Aim
Return each line containing "Market".
____
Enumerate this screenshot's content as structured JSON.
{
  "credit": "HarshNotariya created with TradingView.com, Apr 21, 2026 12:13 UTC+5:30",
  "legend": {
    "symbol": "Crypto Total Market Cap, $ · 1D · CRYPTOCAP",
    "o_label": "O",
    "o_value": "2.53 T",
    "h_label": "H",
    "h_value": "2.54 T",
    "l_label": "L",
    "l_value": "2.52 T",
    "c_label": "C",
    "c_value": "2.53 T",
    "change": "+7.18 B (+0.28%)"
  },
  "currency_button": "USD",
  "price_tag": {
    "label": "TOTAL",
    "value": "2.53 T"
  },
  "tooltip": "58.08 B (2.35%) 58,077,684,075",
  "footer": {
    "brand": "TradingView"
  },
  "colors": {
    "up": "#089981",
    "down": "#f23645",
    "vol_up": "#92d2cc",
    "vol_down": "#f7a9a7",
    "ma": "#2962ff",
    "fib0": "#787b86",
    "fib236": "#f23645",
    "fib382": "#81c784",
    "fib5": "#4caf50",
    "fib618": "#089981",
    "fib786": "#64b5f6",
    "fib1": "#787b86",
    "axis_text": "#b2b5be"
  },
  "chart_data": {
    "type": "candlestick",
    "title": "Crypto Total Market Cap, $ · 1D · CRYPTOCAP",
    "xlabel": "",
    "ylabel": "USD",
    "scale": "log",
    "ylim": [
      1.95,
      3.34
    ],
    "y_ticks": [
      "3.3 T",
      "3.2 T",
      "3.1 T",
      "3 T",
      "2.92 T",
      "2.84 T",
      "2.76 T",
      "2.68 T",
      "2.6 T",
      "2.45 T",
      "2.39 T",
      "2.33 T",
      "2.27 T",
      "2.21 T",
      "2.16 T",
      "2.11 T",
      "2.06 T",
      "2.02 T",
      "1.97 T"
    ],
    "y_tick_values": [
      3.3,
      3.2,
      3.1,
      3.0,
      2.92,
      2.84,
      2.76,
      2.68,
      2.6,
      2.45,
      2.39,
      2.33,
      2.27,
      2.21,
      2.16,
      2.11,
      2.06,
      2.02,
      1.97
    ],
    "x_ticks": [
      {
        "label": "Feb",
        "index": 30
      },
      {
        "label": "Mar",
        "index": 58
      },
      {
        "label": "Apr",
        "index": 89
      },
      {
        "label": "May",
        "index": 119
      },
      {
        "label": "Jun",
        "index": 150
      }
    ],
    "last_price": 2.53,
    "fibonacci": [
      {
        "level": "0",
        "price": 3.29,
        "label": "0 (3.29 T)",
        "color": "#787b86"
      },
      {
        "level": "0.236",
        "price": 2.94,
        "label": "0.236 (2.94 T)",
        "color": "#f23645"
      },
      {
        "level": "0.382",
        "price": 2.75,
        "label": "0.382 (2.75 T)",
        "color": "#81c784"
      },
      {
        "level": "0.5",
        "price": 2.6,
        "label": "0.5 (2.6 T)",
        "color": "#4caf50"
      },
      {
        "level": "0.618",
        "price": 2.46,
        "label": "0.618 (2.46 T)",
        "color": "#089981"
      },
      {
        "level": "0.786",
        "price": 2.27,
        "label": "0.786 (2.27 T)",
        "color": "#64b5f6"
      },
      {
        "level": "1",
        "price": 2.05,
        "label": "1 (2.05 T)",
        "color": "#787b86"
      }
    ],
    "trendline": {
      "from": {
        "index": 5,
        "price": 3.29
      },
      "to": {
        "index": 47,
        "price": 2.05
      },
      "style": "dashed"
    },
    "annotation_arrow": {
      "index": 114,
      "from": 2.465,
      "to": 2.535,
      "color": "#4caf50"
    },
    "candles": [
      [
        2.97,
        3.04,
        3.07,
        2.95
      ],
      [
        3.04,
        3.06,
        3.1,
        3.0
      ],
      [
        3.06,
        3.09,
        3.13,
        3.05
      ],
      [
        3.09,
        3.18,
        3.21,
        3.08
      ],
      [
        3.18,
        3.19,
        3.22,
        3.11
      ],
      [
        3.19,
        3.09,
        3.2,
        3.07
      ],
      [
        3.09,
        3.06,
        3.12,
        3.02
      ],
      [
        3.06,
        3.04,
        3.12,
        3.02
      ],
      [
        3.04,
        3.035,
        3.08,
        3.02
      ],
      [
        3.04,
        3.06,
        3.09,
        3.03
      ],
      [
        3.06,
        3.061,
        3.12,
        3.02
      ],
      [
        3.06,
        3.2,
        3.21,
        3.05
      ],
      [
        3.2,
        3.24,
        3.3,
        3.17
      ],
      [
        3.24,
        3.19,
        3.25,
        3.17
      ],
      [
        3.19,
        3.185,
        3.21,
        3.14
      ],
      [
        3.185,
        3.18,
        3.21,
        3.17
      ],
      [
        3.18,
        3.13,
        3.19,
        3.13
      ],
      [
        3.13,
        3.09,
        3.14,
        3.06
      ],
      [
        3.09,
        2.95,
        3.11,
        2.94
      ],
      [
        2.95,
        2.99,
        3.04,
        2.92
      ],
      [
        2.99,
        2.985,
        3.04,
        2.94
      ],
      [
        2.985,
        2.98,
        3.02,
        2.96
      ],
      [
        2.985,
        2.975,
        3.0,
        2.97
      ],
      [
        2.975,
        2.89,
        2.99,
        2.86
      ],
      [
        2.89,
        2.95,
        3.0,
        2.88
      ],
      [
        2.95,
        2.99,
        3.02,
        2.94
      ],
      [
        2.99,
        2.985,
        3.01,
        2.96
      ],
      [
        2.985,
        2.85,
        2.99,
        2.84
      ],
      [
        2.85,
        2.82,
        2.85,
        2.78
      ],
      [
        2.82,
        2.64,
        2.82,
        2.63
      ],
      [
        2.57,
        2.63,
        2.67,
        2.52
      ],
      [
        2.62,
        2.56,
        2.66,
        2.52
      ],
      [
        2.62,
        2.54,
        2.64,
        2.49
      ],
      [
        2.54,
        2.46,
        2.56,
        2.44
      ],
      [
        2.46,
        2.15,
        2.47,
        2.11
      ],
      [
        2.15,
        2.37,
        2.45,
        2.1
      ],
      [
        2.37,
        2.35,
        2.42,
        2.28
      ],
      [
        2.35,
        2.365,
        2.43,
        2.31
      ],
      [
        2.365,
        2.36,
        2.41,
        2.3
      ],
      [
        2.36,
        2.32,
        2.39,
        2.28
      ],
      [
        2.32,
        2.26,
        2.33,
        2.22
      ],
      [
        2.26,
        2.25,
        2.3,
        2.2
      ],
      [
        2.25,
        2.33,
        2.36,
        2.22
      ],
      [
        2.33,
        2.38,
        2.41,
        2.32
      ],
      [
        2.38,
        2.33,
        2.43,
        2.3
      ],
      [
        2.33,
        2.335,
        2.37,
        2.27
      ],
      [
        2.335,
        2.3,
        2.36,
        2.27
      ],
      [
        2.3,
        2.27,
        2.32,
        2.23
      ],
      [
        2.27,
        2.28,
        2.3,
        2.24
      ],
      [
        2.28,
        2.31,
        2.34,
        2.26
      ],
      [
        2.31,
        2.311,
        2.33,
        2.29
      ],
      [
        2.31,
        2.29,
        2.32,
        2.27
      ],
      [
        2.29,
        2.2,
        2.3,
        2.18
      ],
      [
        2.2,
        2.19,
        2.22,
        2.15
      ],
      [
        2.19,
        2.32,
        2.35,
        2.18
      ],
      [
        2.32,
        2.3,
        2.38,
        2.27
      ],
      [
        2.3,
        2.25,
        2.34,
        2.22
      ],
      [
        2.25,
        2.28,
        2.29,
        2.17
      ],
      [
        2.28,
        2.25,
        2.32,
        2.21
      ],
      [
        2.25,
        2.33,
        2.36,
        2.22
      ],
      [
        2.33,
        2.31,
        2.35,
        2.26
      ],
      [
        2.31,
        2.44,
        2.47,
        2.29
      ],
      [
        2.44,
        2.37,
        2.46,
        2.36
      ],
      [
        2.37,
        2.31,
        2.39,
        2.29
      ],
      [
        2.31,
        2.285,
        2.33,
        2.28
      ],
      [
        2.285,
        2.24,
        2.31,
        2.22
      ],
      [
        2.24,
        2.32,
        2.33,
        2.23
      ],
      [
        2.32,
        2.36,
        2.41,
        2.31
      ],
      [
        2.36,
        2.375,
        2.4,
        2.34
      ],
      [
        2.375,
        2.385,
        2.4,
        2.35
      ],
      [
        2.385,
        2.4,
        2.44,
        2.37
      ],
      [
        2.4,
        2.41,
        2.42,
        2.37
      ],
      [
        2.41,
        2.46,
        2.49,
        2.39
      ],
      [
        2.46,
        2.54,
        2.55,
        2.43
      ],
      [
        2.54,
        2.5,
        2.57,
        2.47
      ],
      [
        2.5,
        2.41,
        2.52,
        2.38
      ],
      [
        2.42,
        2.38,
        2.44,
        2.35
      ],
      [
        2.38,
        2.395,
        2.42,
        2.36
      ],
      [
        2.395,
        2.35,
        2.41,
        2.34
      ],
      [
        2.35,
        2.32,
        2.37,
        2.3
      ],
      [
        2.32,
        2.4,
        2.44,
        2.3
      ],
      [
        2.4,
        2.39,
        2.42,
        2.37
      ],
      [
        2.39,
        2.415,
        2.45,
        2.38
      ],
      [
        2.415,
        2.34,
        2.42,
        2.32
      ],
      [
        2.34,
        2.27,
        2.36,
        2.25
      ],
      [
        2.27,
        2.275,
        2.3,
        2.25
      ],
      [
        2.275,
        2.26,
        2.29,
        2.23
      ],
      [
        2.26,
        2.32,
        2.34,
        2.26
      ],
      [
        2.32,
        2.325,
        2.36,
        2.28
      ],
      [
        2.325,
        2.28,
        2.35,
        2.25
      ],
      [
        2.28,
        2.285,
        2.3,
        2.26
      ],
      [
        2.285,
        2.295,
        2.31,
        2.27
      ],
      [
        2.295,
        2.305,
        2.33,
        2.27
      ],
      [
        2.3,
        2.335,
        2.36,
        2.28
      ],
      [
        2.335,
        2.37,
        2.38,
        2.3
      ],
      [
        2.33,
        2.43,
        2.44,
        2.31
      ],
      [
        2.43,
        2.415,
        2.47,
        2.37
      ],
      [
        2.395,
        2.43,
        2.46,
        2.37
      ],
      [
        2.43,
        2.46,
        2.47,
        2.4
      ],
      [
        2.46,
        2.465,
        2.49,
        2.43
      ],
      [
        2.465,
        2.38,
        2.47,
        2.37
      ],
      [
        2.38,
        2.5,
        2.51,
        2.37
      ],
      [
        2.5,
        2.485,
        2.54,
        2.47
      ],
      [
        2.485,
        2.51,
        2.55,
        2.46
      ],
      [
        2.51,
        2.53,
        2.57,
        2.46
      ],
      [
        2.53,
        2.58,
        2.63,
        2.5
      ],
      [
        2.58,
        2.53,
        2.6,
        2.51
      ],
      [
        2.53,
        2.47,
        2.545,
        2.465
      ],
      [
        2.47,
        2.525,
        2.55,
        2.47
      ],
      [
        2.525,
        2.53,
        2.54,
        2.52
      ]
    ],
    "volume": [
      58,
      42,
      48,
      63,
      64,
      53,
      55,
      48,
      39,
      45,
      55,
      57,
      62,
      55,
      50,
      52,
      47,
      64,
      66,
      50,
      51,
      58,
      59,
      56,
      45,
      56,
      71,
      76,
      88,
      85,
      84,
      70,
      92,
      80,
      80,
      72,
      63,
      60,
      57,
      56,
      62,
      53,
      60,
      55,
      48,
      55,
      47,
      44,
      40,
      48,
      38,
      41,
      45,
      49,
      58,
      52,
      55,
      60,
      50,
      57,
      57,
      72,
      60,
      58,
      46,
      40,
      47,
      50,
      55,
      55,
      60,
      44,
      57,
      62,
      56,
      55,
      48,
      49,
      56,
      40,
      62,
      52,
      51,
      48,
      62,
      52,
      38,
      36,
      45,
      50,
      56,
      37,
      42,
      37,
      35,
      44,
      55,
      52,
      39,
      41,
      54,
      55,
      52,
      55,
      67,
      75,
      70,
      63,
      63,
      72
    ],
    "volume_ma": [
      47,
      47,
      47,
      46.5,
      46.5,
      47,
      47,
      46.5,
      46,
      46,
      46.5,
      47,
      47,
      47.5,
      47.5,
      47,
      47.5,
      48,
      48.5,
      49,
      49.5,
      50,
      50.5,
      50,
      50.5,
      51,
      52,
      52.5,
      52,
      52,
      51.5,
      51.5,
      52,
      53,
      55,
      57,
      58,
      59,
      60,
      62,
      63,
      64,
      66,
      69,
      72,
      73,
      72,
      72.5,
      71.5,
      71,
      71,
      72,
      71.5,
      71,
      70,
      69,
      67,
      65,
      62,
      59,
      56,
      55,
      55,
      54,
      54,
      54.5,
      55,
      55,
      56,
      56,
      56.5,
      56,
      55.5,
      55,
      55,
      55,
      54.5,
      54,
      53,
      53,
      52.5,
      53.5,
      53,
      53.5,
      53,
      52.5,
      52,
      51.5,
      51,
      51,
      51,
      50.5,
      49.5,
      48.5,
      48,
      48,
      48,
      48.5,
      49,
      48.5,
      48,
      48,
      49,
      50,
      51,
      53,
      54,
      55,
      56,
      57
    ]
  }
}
____
Written solution
    "symbol": "Crypto Total Market Cap, $ · 1D · CRYPTOCAP",
    "title": "Crypto Total Market Cap, $ · 1D · CRYPTOCAP",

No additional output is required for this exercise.